* Job: Please write out the data below word for word, starting at the line that has "y-tick-label: 0.4: [120, 672, 150, 694]" and stopping after the line that has "y-axis-label: Transmittance [1]: [84, 559, 108, 745]".

* Data for this task:
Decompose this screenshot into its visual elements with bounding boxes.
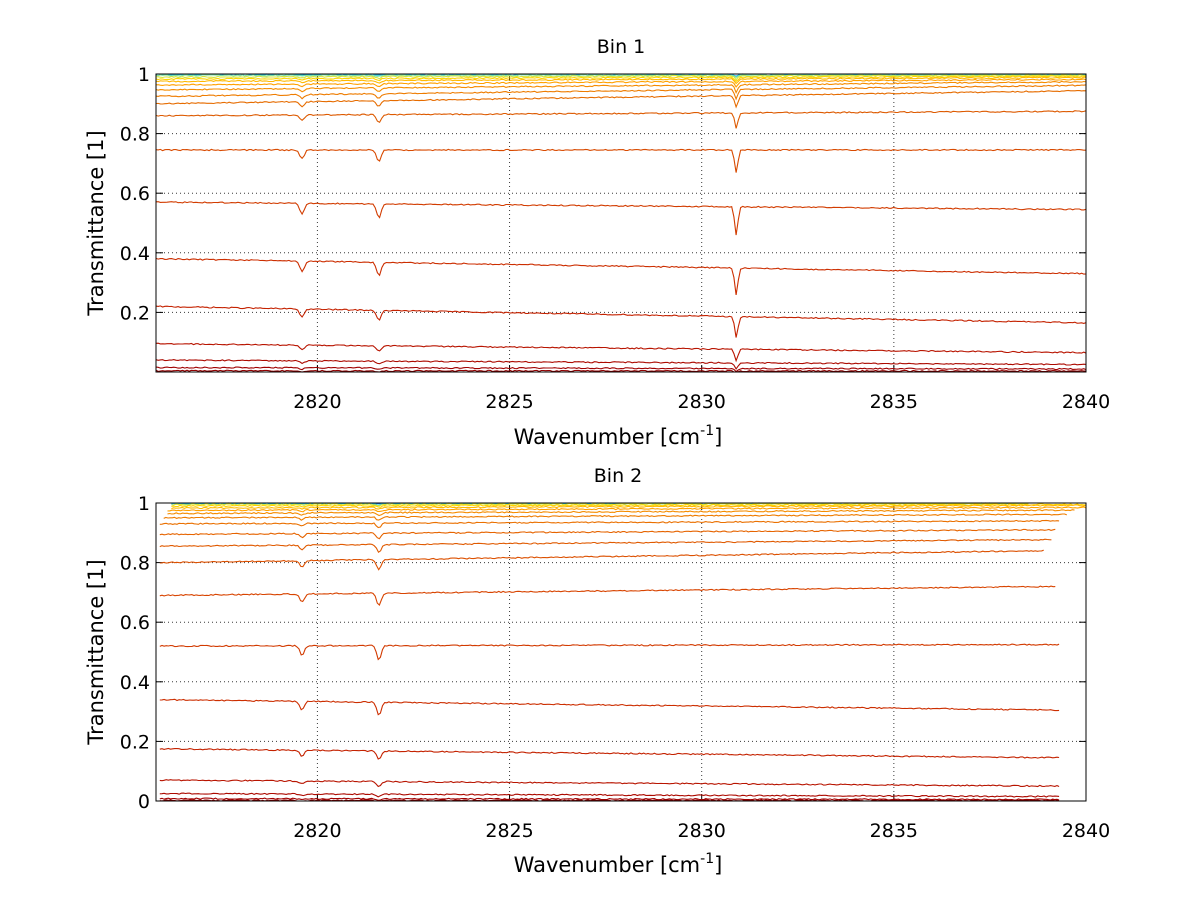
y-tick-label: 0.4: [120, 672, 150, 694]
series-line: [155, 78, 1087, 88]
series-line: [159, 538, 1052, 553]
y-tick-label: 0.6: [120, 612, 150, 634]
series-line: [167, 506, 1087, 513]
x-tick-labels: 2820 2825 2830 2835 2840: [293, 820, 1110, 842]
x-axis-label: Wavenumber [cm-1]: [514, 851, 723, 877]
x-tick-label: 2820: [293, 391, 341, 413]
grid: [156, 502, 1087, 802]
x-tick-label: 2820: [293, 820, 341, 842]
series-line: [155, 342, 1087, 363]
x-tick-labels: 2820 2825 2830 2835 2840: [293, 391, 1110, 413]
x-tick-label: 2830: [678, 391, 726, 413]
y-tick-label: 1: [138, 64, 150, 86]
series-line: [155, 201, 1087, 236]
series-line: [155, 257, 1087, 295]
series-lines: [155, 73, 1087, 373]
y-tick-label: 0.8: [120, 553, 150, 575]
x-axis-label: Wavenumber [cm-1]: [514, 423, 723, 449]
x-tick-label: 2835: [870, 391, 918, 413]
series-line: [159, 698, 1060, 716]
series-line: [155, 80, 1087, 94]
series-line: [155, 89, 1087, 109]
y-tick-label: 0.4: [120, 243, 150, 265]
y-axis-label: Transmittance [1]: [84, 559, 108, 745]
chart-title: Bin 2: [594, 465, 642, 487]
y-tick-label: 0.8: [120, 124, 150, 146]
x-tick-label: 2825: [485, 391, 533, 413]
series-line: [163, 513, 1068, 521]
series-line: [159, 519, 1060, 529]
series-line: [159, 747, 1060, 760]
grid: [156, 73, 1087, 372]
y-tick-label: 0.6: [120, 183, 150, 205]
y-tick-label: 0.2: [120, 302, 150, 324]
series-line: [155, 148, 1086, 173]
chart-panel-bin-1: Bin 1 2820 2825 2830 2835 2840 0.2 0.4 0.6 0.8 1…: [84, 36, 1110, 449]
chart-panel-bin-2: Bin 2 2820 2825 2830 2835 2840 0 0.2 0.4 0.6 0.8…: [84, 465, 1110, 877]
series-lines: [159, 502, 1087, 802]
series-line: [159, 792, 1060, 798]
series-line: [155, 110, 1087, 129]
y-tick-label: 1: [138, 493, 150, 515]
y-tick-labels: 0 0.2 0.4 0.6 0.8 1: [120, 493, 150, 813]
y-axis-label: Transmittance [1]: [84, 130, 108, 316]
series-line: [159, 585, 1056, 606]
series-line: [171, 503, 1086, 508]
y-tick-labels: 0.2 0.4 0.6 0.8 1: [120, 64, 150, 324]
series-line: [159, 528, 1056, 540]
series-line: [155, 369, 1087, 373]
series-line: [159, 549, 1044, 571]
series-line: [171, 504, 1087, 510]
series-line: [159, 643, 1060, 661]
plot-frame: [155, 502, 1087, 802]
series-line: [159, 779, 1060, 788]
x-tick-label: 2840: [1062, 391, 1110, 413]
x-tick-label: 2825: [485, 820, 533, 842]
series-line: [167, 509, 1075, 517]
chart-title: Bin 1: [597, 36, 645, 58]
series-line: [155, 84, 1087, 101]
series-line: [156, 74, 1087, 81]
series-line: [155, 366, 1087, 373]
x-tick-label: 2835: [870, 820, 918, 842]
x-tick-label: 2840: [1062, 820, 1110, 842]
series-line: [155, 359, 1087, 370]
series-line: [155, 305, 1087, 338]
plot-frame: [155, 73, 1087, 373]
y-tick-label: 0.2: [120, 731, 150, 753]
series-line: [155, 75, 1087, 83]
y-tick-label: 0: [138, 791, 150, 813]
x-tick-label: 2830: [678, 820, 726, 842]
series-line: [155, 76, 1087, 85]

* Exercise result:
y-tick-label: 0.4: [120, 672, 150, 694]
series-line: [155, 78, 1087, 88]
series-line: [159, 538, 1052, 553]
y-tick-label: 0.6: [120, 612, 150, 634]
series-line: [167, 506, 1087, 513]
x-tick-labels: 2820 2825 2830 2835 2840: [293, 820, 1110, 842]
x-axis-label: Wavenumber [cm-1]: [514, 851, 723, 877]
x-tick-label: 2820: [293, 391, 341, 413]
grid: [156, 502, 1087, 802]
x-tick-label: 2820: [293, 820, 341, 842]
series-line: [155, 342, 1087, 363]
x-tick-labels: 2820 2825 2830 2835 2840: [293, 391, 1110, 413]
x-tick-label: 2830: [678, 391, 726, 413]
y-tick-label: 1: [138, 64, 150, 86]
series-line: [155, 201, 1087, 236]
series-line: [155, 257, 1087, 295]
series-lines: [155, 73, 1087, 373]
y-tick-label: 0.8: [120, 553, 150, 575]
x-axis-label: Wavenumber [cm-1]: [514, 423, 723, 449]
x-tick-label: 2835: [870, 391, 918, 413]
series-line: [159, 698, 1060, 716]
series-line: [155, 80, 1087, 94]
series-line: [155, 89, 1087, 109]
y-tick-label: 0.4: [120, 243, 150, 265]
y-axis-label: Transmittance [1]: [84, 559, 108, 745]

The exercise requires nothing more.